(Stored items)
»»

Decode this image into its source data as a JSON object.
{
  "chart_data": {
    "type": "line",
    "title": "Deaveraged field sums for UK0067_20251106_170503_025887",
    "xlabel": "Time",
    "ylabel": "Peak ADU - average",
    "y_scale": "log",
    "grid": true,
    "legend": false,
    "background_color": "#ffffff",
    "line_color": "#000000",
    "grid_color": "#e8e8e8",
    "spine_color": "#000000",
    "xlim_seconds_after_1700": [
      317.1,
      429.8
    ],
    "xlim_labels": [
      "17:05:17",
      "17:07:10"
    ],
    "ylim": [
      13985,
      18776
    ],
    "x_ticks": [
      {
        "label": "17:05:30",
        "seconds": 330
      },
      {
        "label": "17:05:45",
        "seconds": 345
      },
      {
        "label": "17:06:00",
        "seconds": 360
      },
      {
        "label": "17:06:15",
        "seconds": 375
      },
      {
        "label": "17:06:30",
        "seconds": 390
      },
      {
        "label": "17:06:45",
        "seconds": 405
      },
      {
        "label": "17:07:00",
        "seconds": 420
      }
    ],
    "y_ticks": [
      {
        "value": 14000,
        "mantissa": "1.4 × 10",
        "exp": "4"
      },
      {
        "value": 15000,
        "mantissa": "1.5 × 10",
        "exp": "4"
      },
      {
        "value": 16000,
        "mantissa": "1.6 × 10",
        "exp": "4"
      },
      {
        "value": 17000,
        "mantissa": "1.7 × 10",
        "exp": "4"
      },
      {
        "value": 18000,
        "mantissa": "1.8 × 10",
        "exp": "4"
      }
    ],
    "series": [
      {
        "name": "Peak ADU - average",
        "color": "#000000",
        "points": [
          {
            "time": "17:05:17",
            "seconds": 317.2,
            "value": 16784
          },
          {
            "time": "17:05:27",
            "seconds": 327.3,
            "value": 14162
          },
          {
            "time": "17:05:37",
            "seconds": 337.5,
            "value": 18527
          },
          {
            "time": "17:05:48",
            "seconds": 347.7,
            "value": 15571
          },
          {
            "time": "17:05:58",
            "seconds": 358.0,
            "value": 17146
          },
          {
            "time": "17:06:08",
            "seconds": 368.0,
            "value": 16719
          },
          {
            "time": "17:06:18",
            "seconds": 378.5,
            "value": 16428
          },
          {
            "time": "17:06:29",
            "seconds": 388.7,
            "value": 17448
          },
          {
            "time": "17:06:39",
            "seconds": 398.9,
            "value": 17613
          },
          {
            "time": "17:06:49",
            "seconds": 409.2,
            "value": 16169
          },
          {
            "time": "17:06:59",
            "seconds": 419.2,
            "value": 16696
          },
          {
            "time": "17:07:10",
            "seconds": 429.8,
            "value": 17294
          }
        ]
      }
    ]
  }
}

««

> WHAT YOU WILL DO
Copy out each line exactly as written.

> CORRECT OUTPUT
Decode this image into its source data as a JSON object.
{
  "chart_data": {
    "type": "line",
    "title": "Deaveraged field sums for UK0067_20251106_170503_025887",
    "xlabel": "Time",
    "ylabel": "Peak ADU - average",
    "y_scale": "log",
    "grid": true,
    "legend": false,
    "background_color": "#ffffff",
    "line_color": "#000000",
    "grid_color": "#e8e8e8",
    "spine_color": "#000000",
    "xlim_seconds_after_1700": [
      317.1,
      429.8
    ],
    "xlim_labels": [
      "17:05:17",
      "17:07:10"
    ],
    "ylim": [
      13985,
      18776
    ],
    "x_ticks": [
      {
        "label": "17:05:30",
        "seconds": 330
      },
      {
        "label": "17:05:45",
        "seconds": 345
      },
      {
        "label": "17:06:00",
        "seconds": 360
      },
      {
        "label": "17:06:15",
        "seconds": 375
      },
      {
        "label": "17:06:30",
        "seconds": 390
      },
      {
        "label": "17:06:45",
        "seconds": 405
      },
      {
        "label": "17:07:00",
        "seconds": 420
      }
    ],
    "y_ticks": [
      {
        "value": 14000,
        "mantissa": "1.4 × 10",
        "exp": "4"
      },
      {
        "value": 15000,
        "mantissa": "1.5 × 10",
        "exp": "4"
      },
      {
        "value": 16000,
        "mantissa": "1.6 × 10",
        "exp": "4"
      },
      {
        "value": 17000,
        "mantissa": "1.7 × 10",
        "exp": "4"
      },
      {
        "value": 18000,
        "mantissa": "1.8 × 10",
        "exp": "4"
      }
    ],
    "series": [
      {
        "name": "Peak ADU - average",
        "color": "#000000",
        "points": [
          {
            "time": "17:05:17",
            "seconds": 317.2,
            "value": 16784
          },
          {
            "time": "17:05:27",
            "seconds": 327.3,
            "value": 14162
          },
          {
            "time": "17:05:37",
            "seconds": 337.5,
            "value": 18527
          },
          {
            "time": "17:05:48",
            "seconds": 347.7,
            "value": 15571
          },
          {
            "time": "17:05:58",
            "seconds": 358.0,
            "value": 17146
          },
          {
            "time": "17:06:08",
            "seconds": 368.0,
            "value": 16719
          },
          {
            "time": "17:06:18",
            "seconds": 378.5,
            "value": 16428
          },
          {
            "time": "17:06:29",
            "seconds": 388.7,
            "value": 17448
          },
          {
            "time": "17:06:39",
            "seconds": 398.9,
            "value": 17613
          },
          {
            "time": "17:06:49",
            "seconds": 409.2,
            "value": 16169
          },
          {
            "time": "17:06:59",
            "seconds": 419.2,
            "value": 16696
          },
          {
            "time": "17:07:10",
            "seconds": 429.8,
            "value": 17294
          }
        ]
      }
    ]
  }
}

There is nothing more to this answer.